- **Page**:
White Noise - DVD Review

By Brian Tallerico

 

 

The biggest problem with the current spate of lackluster horror films (The Ring Two, The Amityville Horror, Darkness, and so on ad nauseam, literally) is that the writers throw together so many other elements of different, superior horror films that they never find their own identity. Most of the horror chefs of today start with a broth of the recent Asian wave, usually Ringu, throw in a liberal dose of Shyamalan heartstring-pulling, toss it with some cultural twists a la Mr. Williamson (Scream), chop in a few quick cuts to make you jump, overcook, and serve on a plate labeled "based on a true story." Consequently, none of these new scare fests feel relevant in their own regard. They just feel like reheated versions of themselves. Change the ingredients a bit, recast, and change the name.

- **Raw data**:
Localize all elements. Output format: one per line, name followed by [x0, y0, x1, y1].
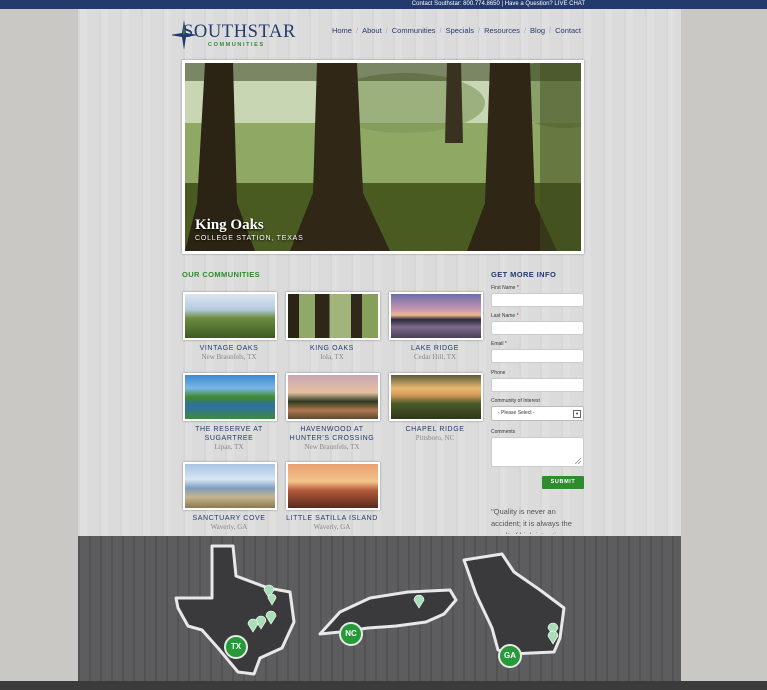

- **To-do list**:
A) Please answer these about the White Noise review, one line each:
(i) Who is credited as the review's author?
(ii) Which film do the horror chefs usually start their broth with?
(iii) What label is on the plate the dish is served on?
B) Reproduce part of the White Noise review word for word, starting at the words "White Noise - DVD" and ending after the words "change the name.".

- **Full answers**:
A)
(i) Brian Tallerico
(ii) Ringu
(iii) "based on a true story."

B)
White Noise - DVD Review

By Brian Tallerico

 

 

The biggest problem with the current spate of lackluster horror films (The Ring Two, The Amityville Horror, Darkness, and so on ad nauseam, literally) is that the writers throw together so many other elements of different, superior horror films that they never find their own identity. Most of the horror chefs of today start with a broth of the recent Asian wave, usually Ringu, throw in a liberal dose of Shyamalan heartstring-pulling, toss it with some cultural twists a la Mr. Williamson (Scream), chop in a few quick cuts to make you jump, overcook, and serve on a plate labeled "based on a true story." Consequently, none of these new scare fests feel relevant in their own regard. They just feel like reheated versions of themselves. Change the ingredients a bit, recast, and change the name.